Extracted data entries
=-=-=-=-=
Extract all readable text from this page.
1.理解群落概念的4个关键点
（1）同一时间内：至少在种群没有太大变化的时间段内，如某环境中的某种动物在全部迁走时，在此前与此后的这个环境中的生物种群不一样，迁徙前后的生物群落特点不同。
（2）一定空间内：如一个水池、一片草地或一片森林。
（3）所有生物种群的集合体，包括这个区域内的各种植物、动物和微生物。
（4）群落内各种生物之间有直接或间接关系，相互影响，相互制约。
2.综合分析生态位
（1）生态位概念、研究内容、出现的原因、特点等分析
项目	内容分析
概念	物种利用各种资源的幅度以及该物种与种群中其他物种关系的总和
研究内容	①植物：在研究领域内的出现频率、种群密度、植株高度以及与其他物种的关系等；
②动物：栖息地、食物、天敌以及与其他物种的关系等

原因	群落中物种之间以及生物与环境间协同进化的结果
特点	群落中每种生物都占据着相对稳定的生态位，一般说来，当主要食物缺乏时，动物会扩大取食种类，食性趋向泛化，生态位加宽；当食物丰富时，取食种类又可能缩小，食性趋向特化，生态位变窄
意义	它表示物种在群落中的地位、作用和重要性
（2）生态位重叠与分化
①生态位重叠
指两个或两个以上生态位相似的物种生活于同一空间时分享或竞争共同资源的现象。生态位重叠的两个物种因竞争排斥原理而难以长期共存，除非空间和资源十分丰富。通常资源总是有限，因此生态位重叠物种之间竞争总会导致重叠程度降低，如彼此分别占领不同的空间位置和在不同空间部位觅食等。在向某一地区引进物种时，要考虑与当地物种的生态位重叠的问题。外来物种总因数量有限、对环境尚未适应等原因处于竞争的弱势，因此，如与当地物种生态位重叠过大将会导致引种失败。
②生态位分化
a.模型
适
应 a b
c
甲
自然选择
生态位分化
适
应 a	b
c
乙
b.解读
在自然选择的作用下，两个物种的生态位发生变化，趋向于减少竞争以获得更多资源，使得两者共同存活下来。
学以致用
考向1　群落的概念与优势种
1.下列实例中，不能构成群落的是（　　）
=-=-=-=-=
#### Given request:
Go through the records above and set each one down exactly, please.

#### Written response:
Extract all readable text from this page.
1.理解群落概念的4个关键点
（1）同一时间内：至少在种群没有太大变化的时间段内，如某环境中的某种动物在全部迁走时，在此前与此后的这个环境中的生物种群不一样，迁徙前后的生物群落特点不同。
（2）一定空间内：如一个水池、一片草地或一片森林。
（3）所有生物种群的集合体，包括这个区域内的各种植物、动物和微生物。
（4）群落内各种生物之间有直接或间接关系，相互影响，相互制约。
2.综合分析生态位
（1）生态位概念、研究内容、出现的原因、特点等分析
项目	内容分析
概念	物种利用各种资源的幅度以及该物种与种群中其他物种关系的总和
研究内容	①植物：在研究领域内的出现频率、种群密度、植株高度以及与其他物种的关系等；
②动物：栖息地、食物、天敌以及与其他物种的关系等

原因	群落中物种之间以及生物与环境间协同进化的结果
特点	群落中每种生物都占据着相对稳定的生态位，一般说来，当主要食物缺乏时，动物会扩大取食种类，食性趋向泛化，生态位加宽；当食物丰富时，取食种类又可能缩小，食性趋向特化，生态位变窄
意义	它表示物种在群落中的地位、作用和重要性
（2）生态位重叠与分化
①生态位重叠
指两个或两个以上生态位相似的物种生活于同一空间时分享或竞争共同资源的现象。生态位重叠的两个物种因竞争排斥原理而难以长期共存，除非空间和资源十分丰富。通常资源总是有限，因此生态位重叠物种之间竞争总会导致重叠程度降低，如彼此分别占领不同的空间位置和在不同空间部位觅食等。在向某一地区引进物种时，要考虑与当地物种的生态位重叠的问题。外来物种总因数量有限、对环境尚未适应等原因处于竞争的弱势，因此，如与当地物种生态位重叠过大将会导致引种失败。
②生态位分化
a.模型
适
应 a b
c
甲
自然选择
生态位分化
适
应 a	b
c
乙
b.解读
在自然选择的作用下，两个物种的生态位发生变化，趋向于减少竞争以获得更多资源，使得两者共同存活下来。
学以致用
考向1　群落的概念与优势种
1.下列实例中，不能构成群落的是（　　）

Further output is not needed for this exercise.